▶
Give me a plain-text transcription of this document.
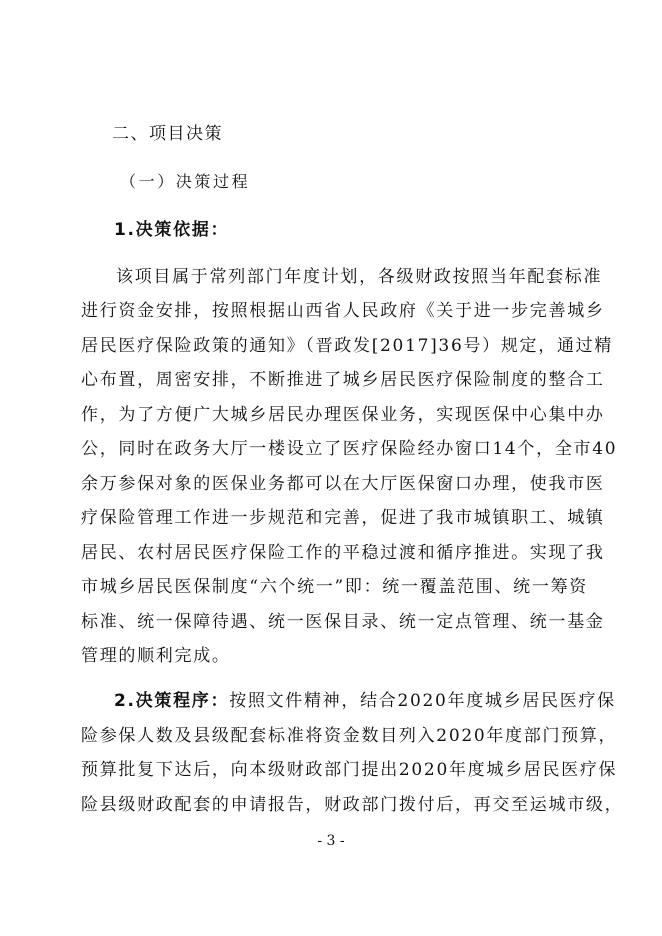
二、项目决策
（一）决策过程
1.决策依据：
该项目属于常列部门年度计划，各级财政按照当年配套标准
进行资金安排，按照根据山西省人民政府《关于进一步完善城乡
居民医疗保险政策的通知》（晋政发[2017]36号）规定，通过精
心布置，周密安排，不断推进了城乡居民医疗保险制度的整合工
作，为了方便广大城乡居民办理医保业务，实现医保中心集中办
公，同时在政务大厅一楼设立了医疗保险经办窗口14个，全市40
余万参保对象的医保业务都可以在大厅医保窗口办理，使我市医
疗保险管理工作进一步规范和完善，促进了我市城镇职工、城镇
居民、农村居民医疗保险工作的平稳过渡和循序推进。实现了我
市城乡居民医保制度“六个统一”即：统一覆盖范围、统一筹资
标准、统一保障待遇、统一医保目录、统一定点管理、统一基金
管理的顺利完成。
2.决策程序：按照文件精神，结合2020年度城乡居民医疗保
险参保人数及县级配套标准将资金数目列入2020年度部门预算，
预算批复下达后，向本级财政部门提出2020年度城乡居民医疗保
险县级财政配套的申请报告，财政部门拨付后，再交至运城市级，
- 3 -
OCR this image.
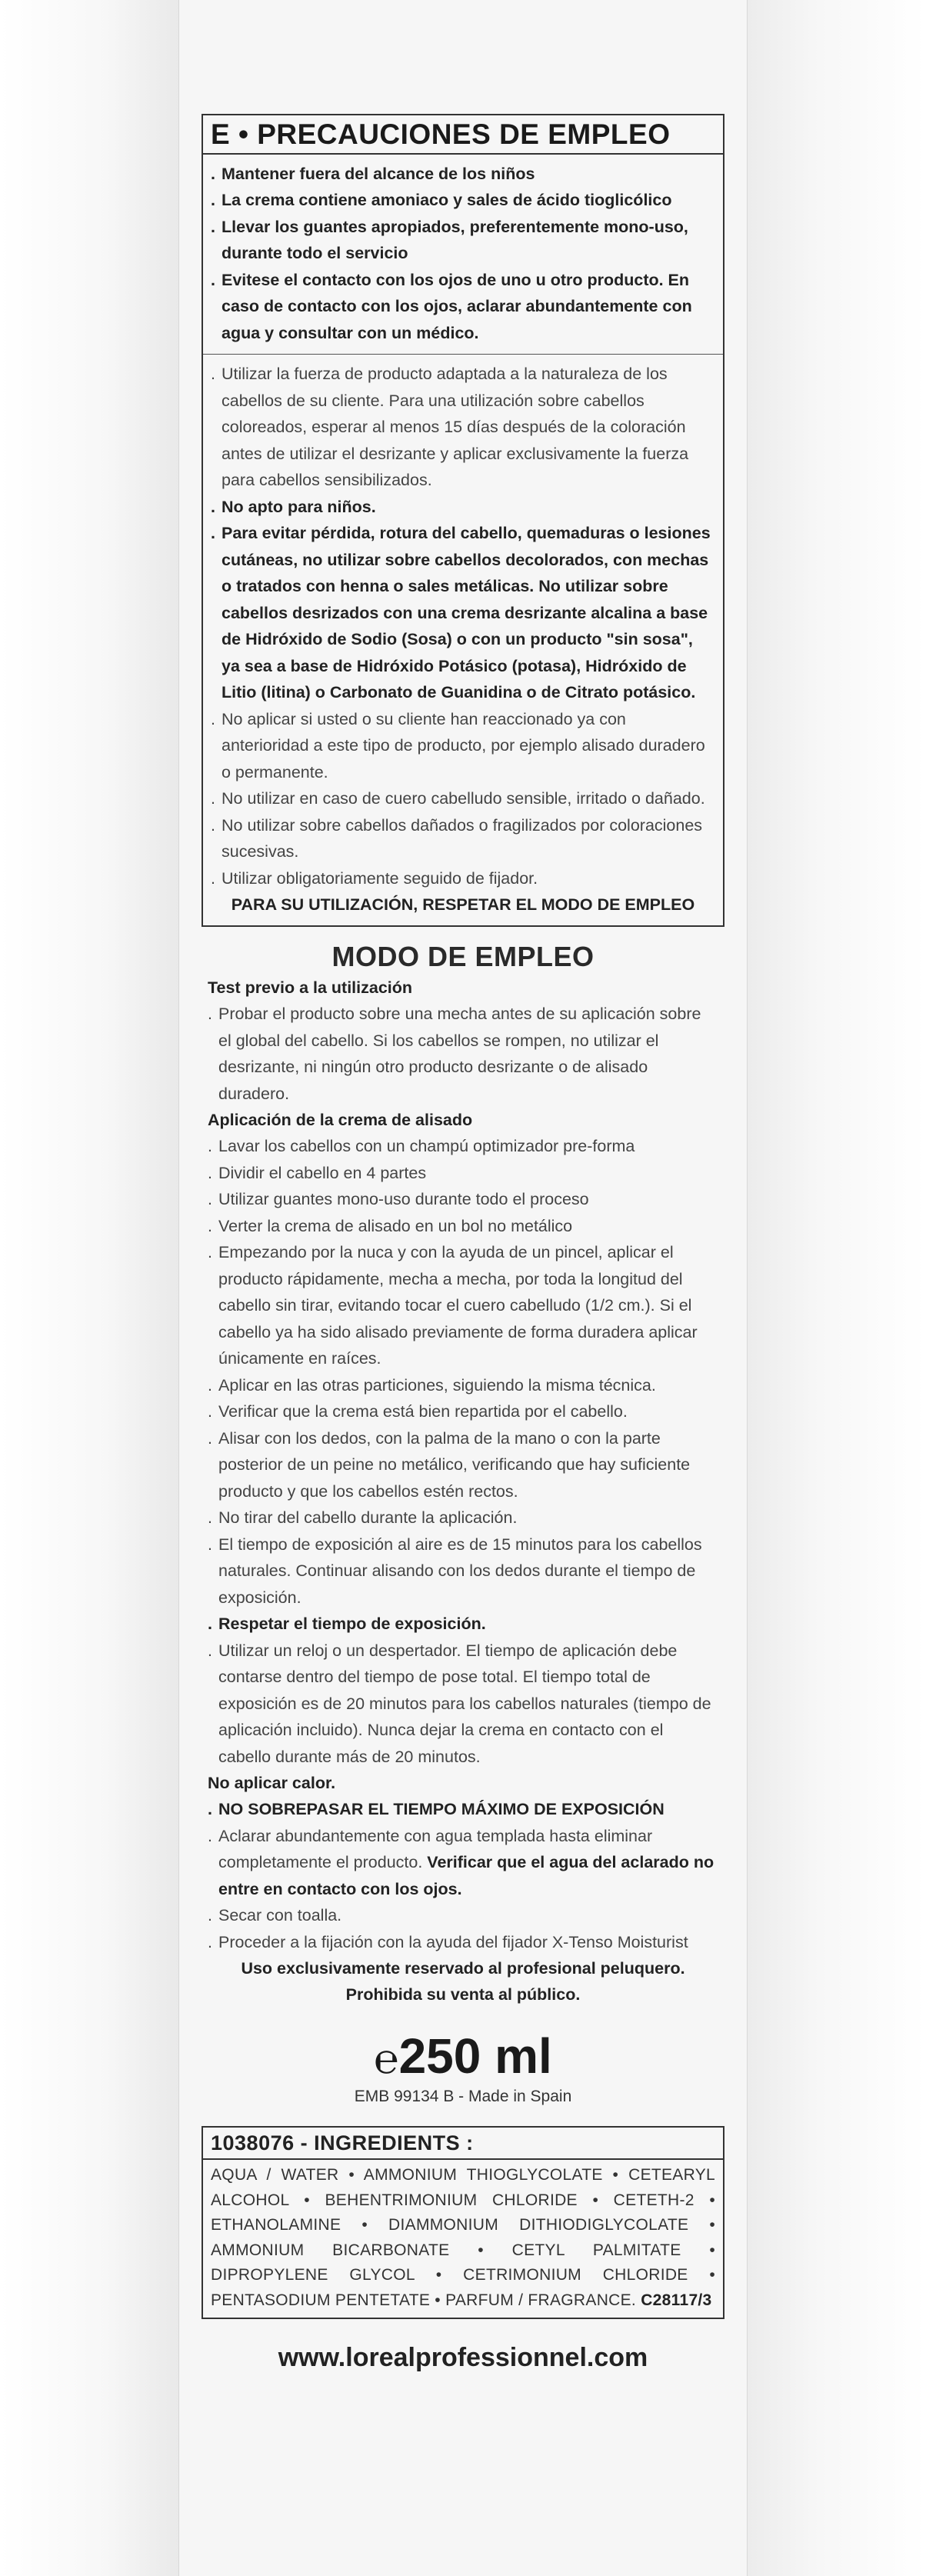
E • PRECAUCIONES DE EMPLEO
. Mantener fuera del alcance de los niños
. La crema contiene amoniaco y sales de ácido tioglicólico
. Llevar los guantes apropiados, preferentemente mono-uso, durante todo el servicio
. Evitese el contacto con los ojos de uno u otro producto. En caso de contacto con los ojos, aclarar abundantemente con agua y consultar con un médico.
. Utilizar la fuerza de producto adaptada a la naturaleza de los cabellos de su cliente. Para una utilización sobre cabellos coloreados, esperar al menos 15 días después de la coloración antes de utilizar el desrizante y aplicar exclusivamente la fuerza para cabellos sensibilizados.
. No apto para niños.
. Para evitar pérdida, rotura del cabello, quemaduras o lesiones cutáneas, no utilizar sobre cabellos decolorados, con mechas o tratados con henna o sales metálicas. No utilizar sobre cabellos desrizados con una crema desrizante alcalina a base de Hidróxido de Sodio (Sosa) o con un producto "sin sosa", ya sea a base de Hidróxido Potásico (potasa), Hidróxido de Litio (litina) o Carbonato de Guanidina o de Citrato potásico.
. No aplicar si usted o su cliente han reaccionado ya con anterioridad a este tipo de producto, por ejemplo alisado duradero o permanente.
. No utilizar en caso de cuero cabelludo sensible, irritado o dañado.
. No utilizar sobre cabellos dañados o fragilizados por coloraciones sucesivas.
. Utilizar obligatoriamente seguido de fijador.
PARA SU UTILIZACIÓN, RESPETAR EL MODO DE EMPLEO
MODO DE EMPLEO
Test previo a la utilización
. Probar el producto sobre una mecha antes de su aplicación sobre el global del cabello. Si los cabellos se rompen, no utilizar el desrizante, ni ningún otro producto desrizante o de alisado duradero.
Aplicación de la crema de alisado
. Lavar los cabellos con un champú optimizador pre-forma
. Dividir el cabello en 4 partes
. Utilizar guantes mono-uso durante todo el proceso
. Verter la crema de alisado en un bol no metálico
. Empezando por la nuca y con la ayuda de un pincel, aplicar el producto rápidamente, mecha a mecha, por toda la longitud del cabello sin tirar, evitando tocar el cuero cabelludo (1/2 cm.). Si el cabello ya ha sido alisado previamente de forma duradera aplicar únicamente en raíces.
. Aplicar en las otras particiones, siguiendo la misma técnica.
. Verificar que la crema está bien repartida por el cabello.
. Alisar con los dedos, con la palma de la mano o con la parte posterior de un peine no metálico, verificando que hay suficiente producto y que los cabellos estén rectos.
. No tirar del cabello durante la aplicación.
. El tiempo de exposición al aire es de 15 minutos para los cabellos naturales. Continuar alisando con los dedos durante el tiempo de exposición.
. Respetar el tiempo de exposición.
. Utilizar un reloj o un despertador. El tiempo de aplicación debe contarse dentro del tiempo de pose total. El tiempo total de exposición es de 20 minutos para los cabellos naturales (tiempo de aplicación incluido). Nunca dejar la crema en contacto con el cabello durante más de 20 minutos.
No aplicar calor.
. NO SOBREPASAR EL TIEMPO MÁXIMO DE EXPOSICIÓN
. Aclarar abundantemente con agua templada hasta eliminar completamente el producto. Verificar que el agua del aclarado no entre en contacto con los ojos.
. Secar con toalla.
. Proceder a la fijación con la ayuda del fijador X-Tenso Moisturist
Uso exclusivamente reservado al profesional peluquero.
Prohibida su venta al público.
℮250 ml
EMB 99134 B - Made in Spain
1038076 - INGREDIENTS :
AQUA / WATER • AMMONIUM THIOGLYCOLATE • CETEARYL ALCOHOL • BEHENTRIMONIUM CHLORIDE • CETETH-2 • ETHANOLAMINE • DIAMMONIUM DITHIODIGLYCOLATE • AMMONIUM BICARBONATE • CETYL PALMITATE • DIPROPYLENE GLYCOL • CETRIMONIUM CHLORIDE • PENTASODIUM PENTETATE • PARFUM / FRAGRANCE. C28117/3
www.lorealprofessionnel.com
◀
*Your goal*:
Using the data above, say how many lines include "sales". No other reply is needed.

*Written solution*:
2